» What is being asked: Across the entries below, count the lines in which the word "Digital" occurs. Reply with the count alone.

--- Start Supplied data ---

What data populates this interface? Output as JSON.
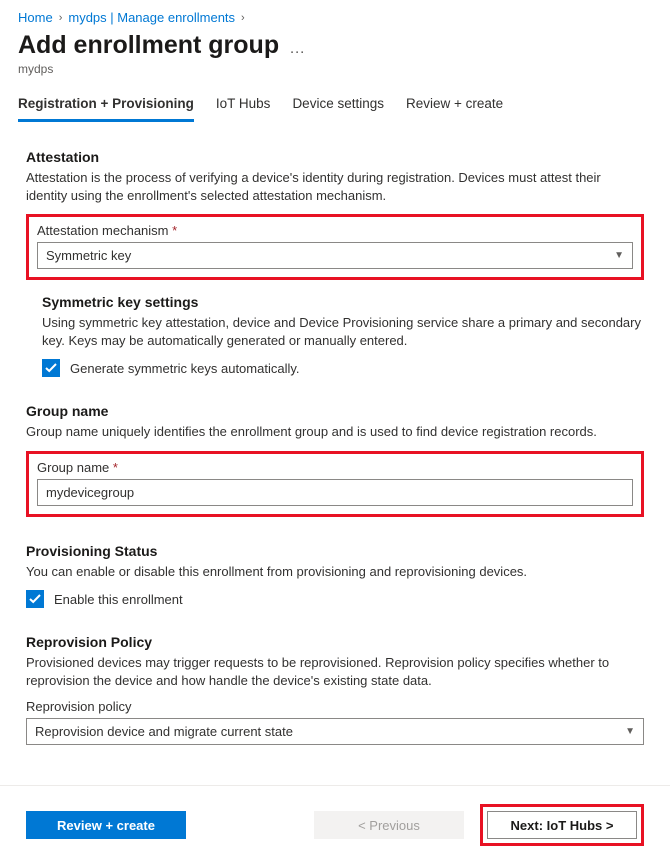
{
  "breadcrumb": {
    "home": "Home",
    "link2": "mydps | Manage enrollments"
  },
  "header": {
    "title": "Add enrollment group",
    "subtitle": "mydps",
    "ellipsis": "…"
  },
  "tabs": {
    "t1": "Registration + Provisioning",
    "t2": "IoT Hubs",
    "t3": "Device settings",
    "t4": "Review + create"
  },
  "attestation": {
    "title": "Attestation",
    "desc": "Attestation is the process of verifying a device's identity during registration. Devices must attest their identity using the enrollment's selected attestation mechanism.",
    "field_label": "Attestation mechanism",
    "value": "Symmetric key"
  },
  "symkey": {
    "title": "Symmetric key settings",
    "desc": "Using symmetric key attestation, device and Device Provisioning service share a primary and secondary key. Keys may be automatically generated or manually entered.",
    "checkbox_label": "Generate symmetric keys automatically."
  },
  "groupname": {
    "title": "Group name",
    "desc": "Group name uniquely identifies the enrollment group and is used to find device registration records.",
    "field_label": "Group name",
    "value": "mydevicegroup"
  },
  "provstatus": {
    "title": "Provisioning Status",
    "desc": "You can enable or disable this enrollment from provisioning and reprovisioning devices.",
    "checkbox_label": "Enable this enrollment"
  },
  "reprov": {
    "title": "Reprovision Policy",
    "desc": "Provisioned devices may trigger requests to be reprovisioned. Reprovision policy specifies whether to reprovision the device and how handle the device's existing state data.",
    "field_label": "Reprovision policy",
    "value": "Reprovision device and migrate current state"
  },
  "footer": {
    "review": "Review + create",
    "prev": "< Previous",
    "next": "Next: IoT Hubs >"
  }
}
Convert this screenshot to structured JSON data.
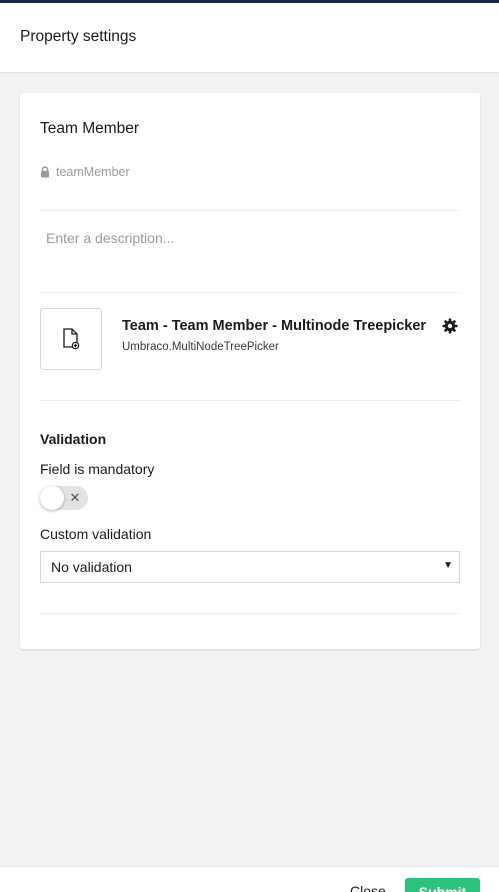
{
  "header": {
    "title": "Property settings"
  },
  "property": {
    "name": "Team Member",
    "alias": "teamMember",
    "description_placeholder": "Enter a description..."
  },
  "editor": {
    "name": "Team - Team Member - Multinode Treepicker",
    "alias": "Umbraco.MultiNodeTreePicker",
    "icon": "document-add-icon"
  },
  "validation": {
    "heading": "Validation",
    "mandatory_label": "Field is mandatory",
    "mandatory_on": false,
    "custom_label": "Custom validation",
    "custom_value": "No validation"
  },
  "footer": {
    "close_label": "Close",
    "submit_label": "Submit"
  },
  "colors": {
    "accent": "#2bc37c",
    "brand": "#1b264f"
  }
}
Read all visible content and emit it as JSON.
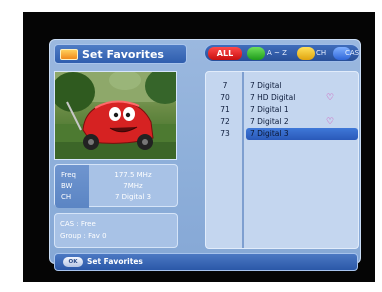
{
  "header": {
    "title": "Set Favorites",
    "title_icon": "favorites-icon"
  },
  "tabs": {
    "all": "ALL",
    "az": "A ~ Z",
    "ch": "CH",
    "cas": "CAS",
    "colors": {
      "all": "#e62a2a",
      "green": "#33b52a",
      "yellow": "#f2c02b",
      "blue": "#3f7be6"
    }
  },
  "info": {
    "freq_label": "Freq",
    "freq_value": "177.5 MHz",
    "bw_label": "BW",
    "bw_value": "7MHz",
    "ch_label": "CH",
    "ch_value": "7 Digital 3",
    "cas": "CAS : Free",
    "group": "Group : Fav 0"
  },
  "channels": [
    {
      "num": "7",
      "name": "7 Digital",
      "fav": ""
    },
    {
      "num": "70",
      "name": "7 HD Digital",
      "fav": "♡"
    },
    {
      "num": "71",
      "name": "7 Digital 1",
      "fav": ""
    },
    {
      "num": "72",
      "name": "7 Digital 2",
      "fav": "♡"
    },
    {
      "num": "73",
      "name": "7 Digital 3",
      "fav": ""
    }
  ],
  "selected_index": 4,
  "footer": {
    "ok_label": "OK",
    "action_label": "Set Favorites"
  }
}
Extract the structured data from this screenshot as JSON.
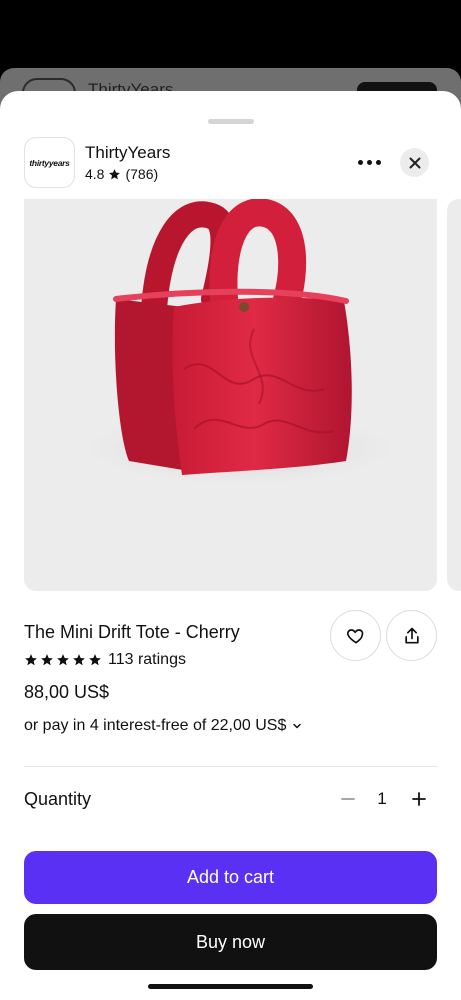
{
  "background_page": {
    "title": "ThirtyYears"
  },
  "shop": {
    "logo_text": "thirtyyears",
    "name": "ThirtyYears",
    "rating": "4.8",
    "review_count": "(786)"
  },
  "product": {
    "image_alt": "Red quilted mini tote bag",
    "title": "The Mini Drift Tote - Cherry",
    "stars": 5,
    "ratings_text": "113 ratings",
    "price": "88,00 US$",
    "installments": "or pay in 4 interest-free of 22,00 US$"
  },
  "quantity": {
    "label": "Quantity",
    "value": "1"
  },
  "actions": {
    "add_to_cart": "Add to cart",
    "buy_now": "Buy now"
  },
  "colors": {
    "accent": "#5a31f4",
    "product": "#d8203a",
    "dark": "#111111"
  },
  "icons": [
    "more-icon",
    "close-icon",
    "star-icon",
    "heart-icon",
    "share-icon",
    "chevron-down-icon",
    "minus-icon",
    "plus-icon"
  ]
}
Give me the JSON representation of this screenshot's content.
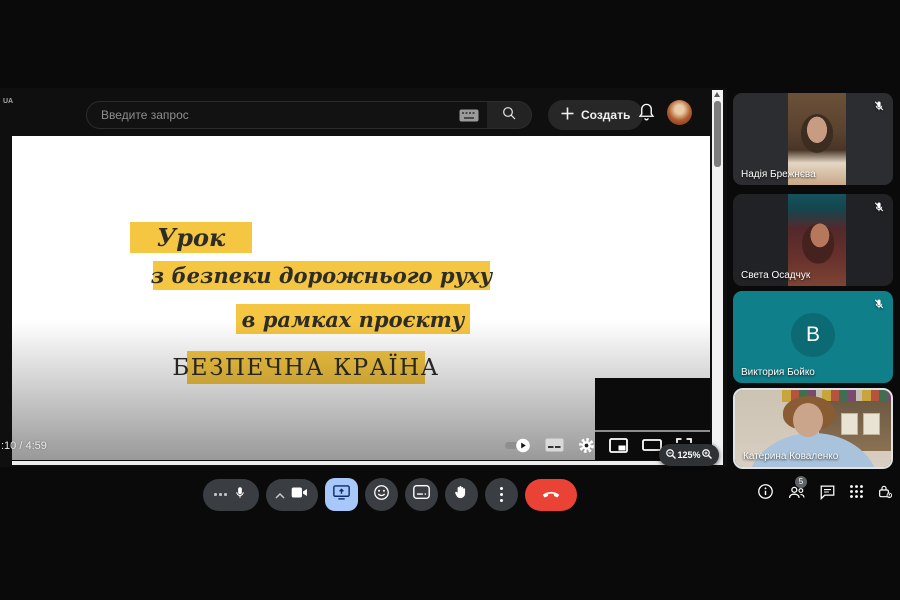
{
  "browser": {
    "region_label": "UA",
    "search_placeholder": "Введите запрос",
    "create_label": "Создать"
  },
  "video": {
    "slide_lines": [
      "Урок",
      "з безпеки дорожнього руху",
      "в рамках проєкту",
      "БЕЗПЕЧНА КРАЇНА"
    ],
    "time_display": ":10 / 4:59"
  },
  "presentation_zoom": "125%",
  "participants": [
    {
      "name": "Надія Брежнєва",
      "muted": true
    },
    {
      "name": "Света Осадчук",
      "muted": true
    },
    {
      "name": "Виктория Бойко",
      "muted": true,
      "initial": "В"
    },
    {
      "name": "Катерина Коваленко",
      "muted": false
    }
  ],
  "meet": {
    "people_count": "5"
  },
  "colors": {
    "present_active": "#a8c7fa",
    "hangup_red": "#ea4335",
    "slide_highlight": "#f5c641",
    "tile_teal": "#0f7f89"
  }
}
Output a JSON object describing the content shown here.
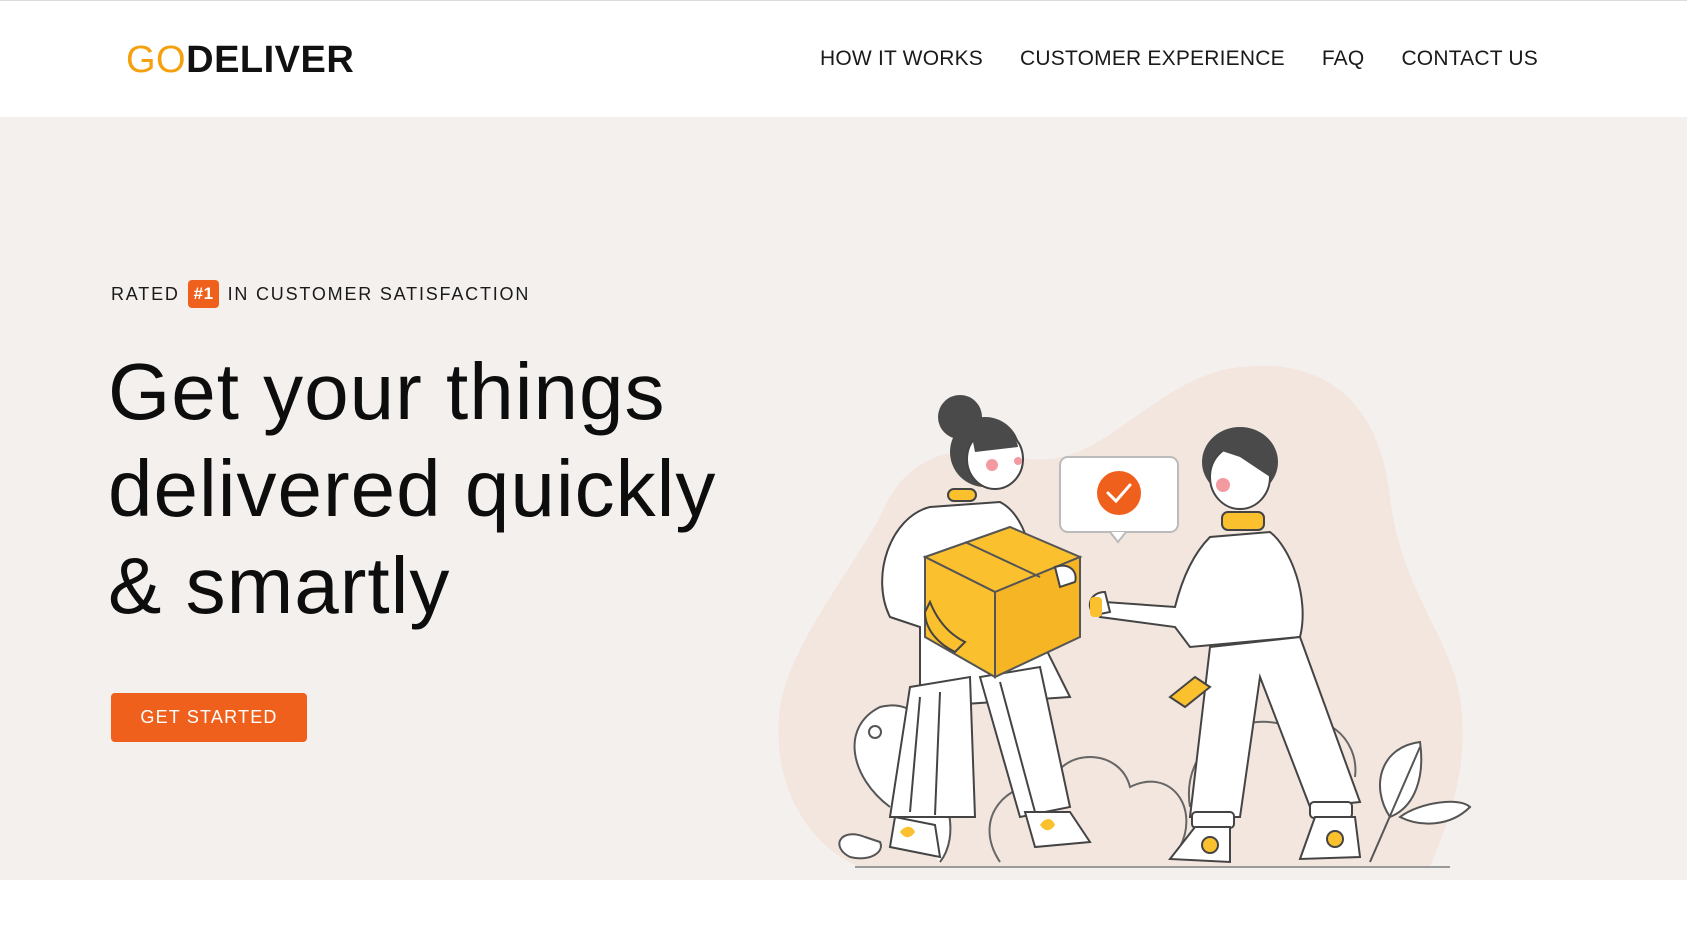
{
  "header": {
    "logo": {
      "part1": "GO",
      "part2": "DELIVER"
    },
    "nav": [
      {
        "label": "HOW IT WORKS"
      },
      {
        "label": "CUSTOMER EXPERIENCE"
      },
      {
        "label": "FAQ"
      },
      {
        "label": "CONTACT US"
      }
    ]
  },
  "hero": {
    "tagline_prefix": "RATED",
    "tagline_badge": "#1",
    "tagline_suffix": "IN CUSTOMER SATISFACTION",
    "headline_lines": [
      "Get your things",
      "delivered quickly",
      "& smartly"
    ],
    "cta_label": "GET STARTED"
  },
  "colors": {
    "accent_orange": "#f0601d",
    "logo_yellow": "#f5a00f",
    "hero_bg": "#f4f0ee",
    "box_yellow": "#fbc02d"
  },
  "icons": {
    "check": "check-circle-icon"
  }
}
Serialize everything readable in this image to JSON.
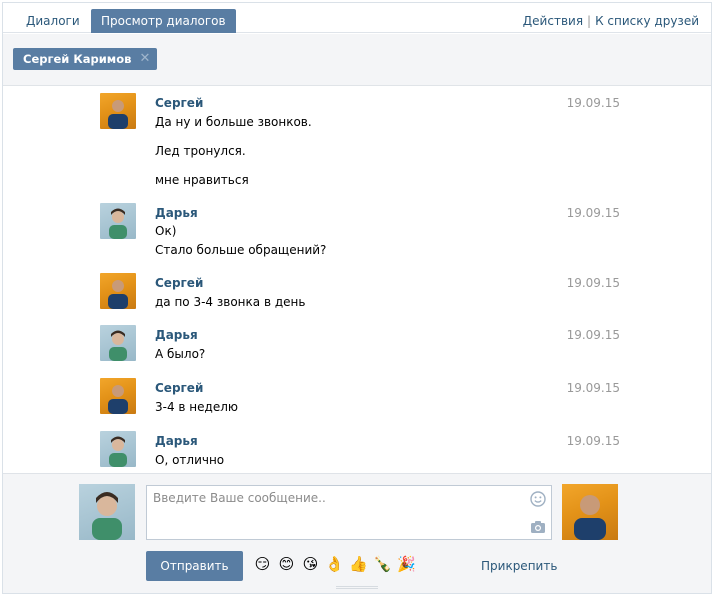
{
  "tabs": {
    "dialogs": "Диалоги",
    "view": "Просмотр диалогов"
  },
  "top_links": {
    "actions": "Действия",
    "separator": "|",
    "friends": "К списку друзей"
  },
  "recipient_chip": {
    "name": "Сергей Каримов",
    "remove_icon": "close-icon"
  },
  "messages": [
    {
      "author": "Сергей",
      "date": "19.09.15",
      "avatar": "sergey",
      "lines": [
        "Да ну и больше звонков.",
        "Лед тронулся.",
        "мне нравиться"
      ]
    },
    {
      "author": "Дарья",
      "date": "19.09.15",
      "avatar": "daria",
      "lines": [
        "Ок)",
        "Стало больше обращений?"
      ]
    },
    {
      "author": "Сергей",
      "date": "19.09.15",
      "avatar": "sergey",
      "lines": [
        "да по 3-4 звонка в день"
      ]
    },
    {
      "author": "Дарья",
      "date": "19.09.15",
      "avatar": "daria",
      "lines": [
        "А было?"
      ]
    },
    {
      "author": "Сергей",
      "date": "19.09.15",
      "avatar": "sergey",
      "lines": [
        "3-4 в неделю"
      ]
    },
    {
      "author": "Дарья",
      "date": "19.09.15",
      "avatar": "daria",
      "lines": [
        "О, отлично"
      ]
    }
  ],
  "composer": {
    "placeholder": "Введите Ваше сообщение..",
    "value": "",
    "send_label": "Отправить",
    "attach_label": "Прикрепить",
    "emojis": [
      "😏",
      "😊",
      "😘",
      "👌",
      "👍",
      "🍾",
      "🎉"
    ]
  },
  "colors": {
    "accent": "#597da3",
    "link": "#2b587a",
    "date": "#999999",
    "panel": "#f4f5f7"
  }
}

--- End Supplied data ---

» Exercise solution: 6